# SHORT TASK
Without the images, print all the entries below exactly as given.
.....
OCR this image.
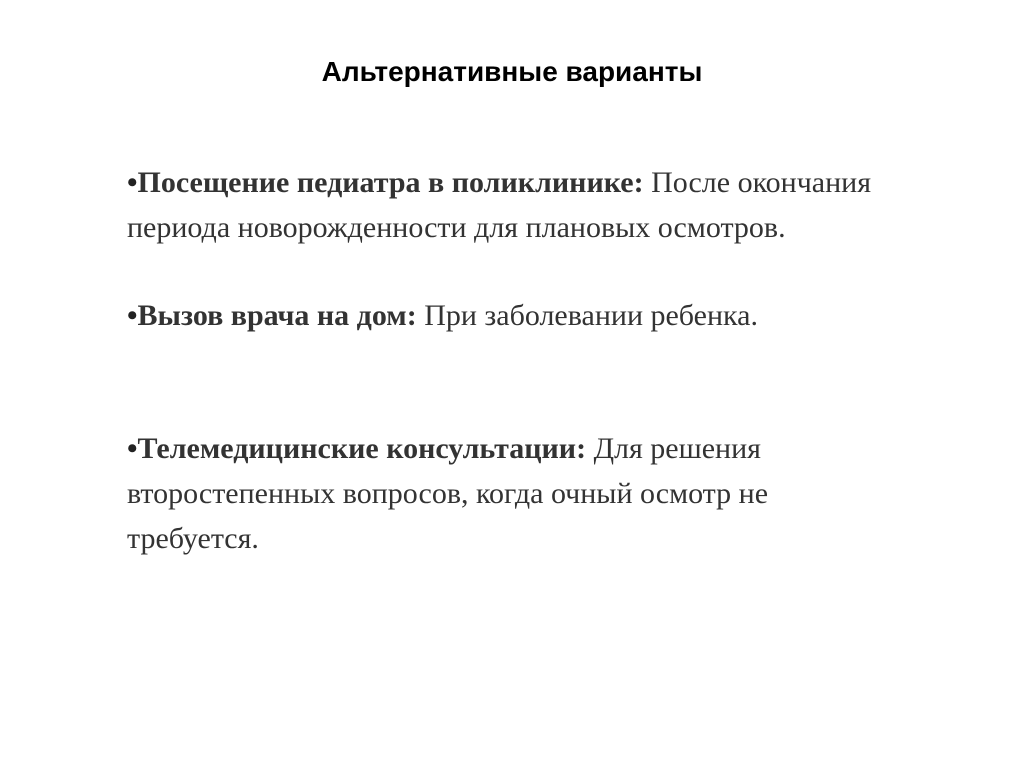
Альтернативные варианты
•Посещение педиатра в поликлинике: После окончания периода новорожденности для плановых осмотров.
•Вызов врача на дом: При заболевании ребенка.
•Телемедицинские консультации: Для решения второстепенных вопросов, когда очный осмотр не требуется.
.....
# COMPLETE ANSWER
OCR this image.
Альтернативные варианты
•Посещение педиатра в поликлинике: После окончания периода новорожденности для плановых осмотров.
•Вызов врача на дом: При заболевании ребенка.
•Телемедицинские консультации: Для решения второстепенных вопросов, когда очный осмотр не требуется.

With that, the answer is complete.